Exercise task
Can you transcribe every entry word for word, skipping the images?

Task inputs
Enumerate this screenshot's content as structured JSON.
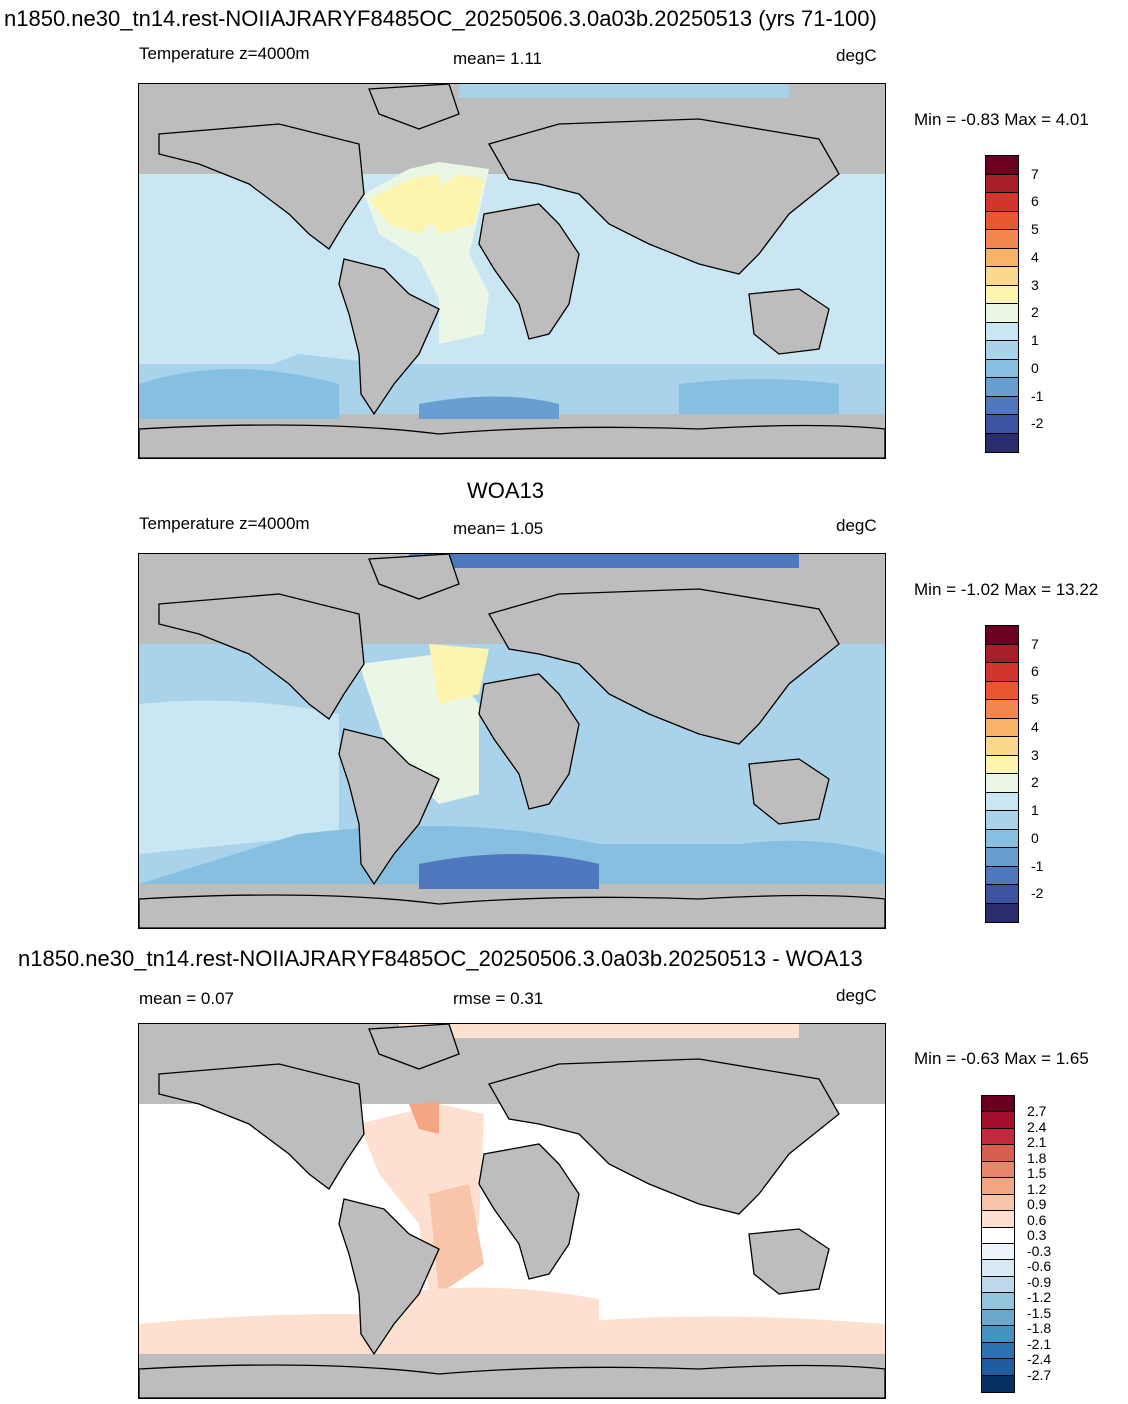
{
  "panel1": {
    "title": "n1850.ne30_tn14.rest-NOIIAJRARYF8485OC_20250506.3.0a03b.20250513 (yrs 71-100)",
    "left_label": "Temperature z=4000m",
    "center_label": "mean=   1.11",
    "units": "degC",
    "minmax": "Min =  -0.83 Max =    4.01"
  },
  "panel2": {
    "title": "WOA13",
    "left_label": "Temperature z=4000m",
    "center_label": "mean=   1.05",
    "units": "degC",
    "minmax": "Min =  -1.02 Max =  13.22"
  },
  "panel3": {
    "title": "n1850.ne30_tn14.rest-NOIIAJRARYF8485OC_20250506.3.0a03b.20250513 - WOA13",
    "left_label": "mean =    0.07",
    "center_label": "rmse =    0.31",
    "units": "degC",
    "minmax": "Min =  -0.63 Max =    1.65"
  },
  "colorbar_temp": {
    "colors": [
      "#6b0021",
      "#a81e2b",
      "#d1352b",
      "#e8572f",
      "#f3864e",
      "#f8b466",
      "#fbd98c",
      "#fdf5ae",
      "#eaf6e6",
      "#c9e6f2",
      "#a9d3ea",
      "#87bfe0",
      "#689fd0",
      "#4f78be",
      "#3d52a0",
      "#2a2c6b"
    ],
    "labels": [
      "7",
      "6",
      "5",
      "4",
      "3",
      "2",
      "1",
      "0",
      "-1",
      "-2"
    ]
  },
  "colorbar_diff": {
    "colors": [
      "#67001f",
      "#a50f2d",
      "#c4283c",
      "#d6604d",
      "#e8866a",
      "#f4a582",
      "#f8c5aa",
      "#fde0cf",
      "#ffffff",
      "#eef4f9",
      "#d9e9f3",
      "#bcd9ea",
      "#92c5de",
      "#6aa8d0",
      "#4393c3",
      "#2c72b1",
      "#1f5ca0",
      "#053061"
    ],
    "labels": [
      "2.7",
      "2.4",
      "2.1",
      "1.8",
      "1.5",
      "1.2",
      "0.9",
      "0.6",
      "0.3",
      "-0.3",
      "-0.6",
      "-0.9",
      "-1.2",
      "-1.5",
      "-1.8",
      "-2.1",
      "-2.4",
      "-2.7"
    ]
  }
}
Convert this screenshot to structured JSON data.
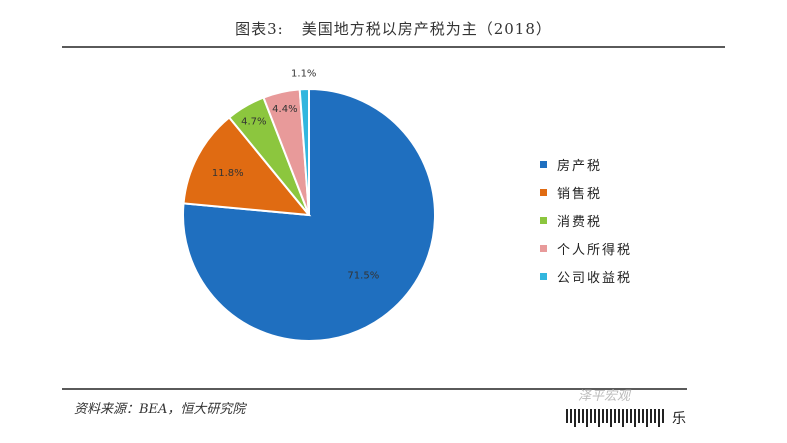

Problem solution
Enumerate this screenshot's content as structured JSON.
{
  "panel1": {
    "title": "n1850.ne30_tn14.rest-NOIIAJRARYF8485OC_20250506.3.0a03b.20250513 (yrs 71-100)",
    "left_label": "Temperature z=4000m",
    "center_label": "mean=   1.11",
    "units": "degC",
    "minmax": "Min =  -0.83 Max =    4.01"
  },
  "panel2": {
    "title": "WOA13",
    "left_label": "Temperature z=4000m",
    "center_label": "mean=   1.05",
    "units": "degC",
    "minmax": "Min =  -1.02 Max =  13.22"
  },
  "panel3": {
    "title": "n1850.ne30_tn14.rest-NOIIAJRARYF8485OC_20250506.3.0a03b.20250513 - WOA13",
    "left_label": "mean =    0.07",
    "center_label": "rmse =    0.31",
    "units": "degC",
    "minmax": "Min =  -0.63 Max =    1.65"
  },
  "colorbar_temp": {
    "colors": [
      "#6b0021",
      "#a81e2b",
      "#d1352b",
      "#e8572f",
      "#f3864e",
      "#f8b466",
      "#fbd98c",
      "#fdf5ae",
      "#eaf6e6",
      "#c9e6f2",
      "#a9d3ea",
      "#87bfe0",
      "#689fd0",
      "#4f78be",
      "#3d52a0",
      "#2a2c6b"
    ],
    "labels": [
      "7",
      "6",
      "5",
      "4",
      "3",
      "2",
      "1",
      "0",
      "-1",
      "-2"
    ]
  },
  "colorbar_diff": {
    "colors": [
      "#67001f",
      "#a50f2d",
      "#c4283c",
      "#d6604d",
      "#e8866a",
      "#f4a582",
      "#f8c5aa",
      "#fde0cf",
      "#ffffff",
      "#eef4f9",
      "#d9e9f3",
      "#bcd9ea",
      "#92c5de",
      "#6aa8d0",
      "#4393c3",
      "#2c72b1",
      "#1f5ca0",
      "#053061"
    ],
    "labels": [
      "2.7",
      "2.4",
      "2.1",
      "1.8",
      "1.5",
      "1.2",
      "0.9",
      "0.6",
      "0.3",
      "-0.3",
      "-0.6",
      "-0.9",
      "-1.2",
      "-1.5",
      "-1.8",
      "-2.1",
      "-2.4",
      "-2.7"
    ]
  }
}
Convert this screenshot to structured JSON data.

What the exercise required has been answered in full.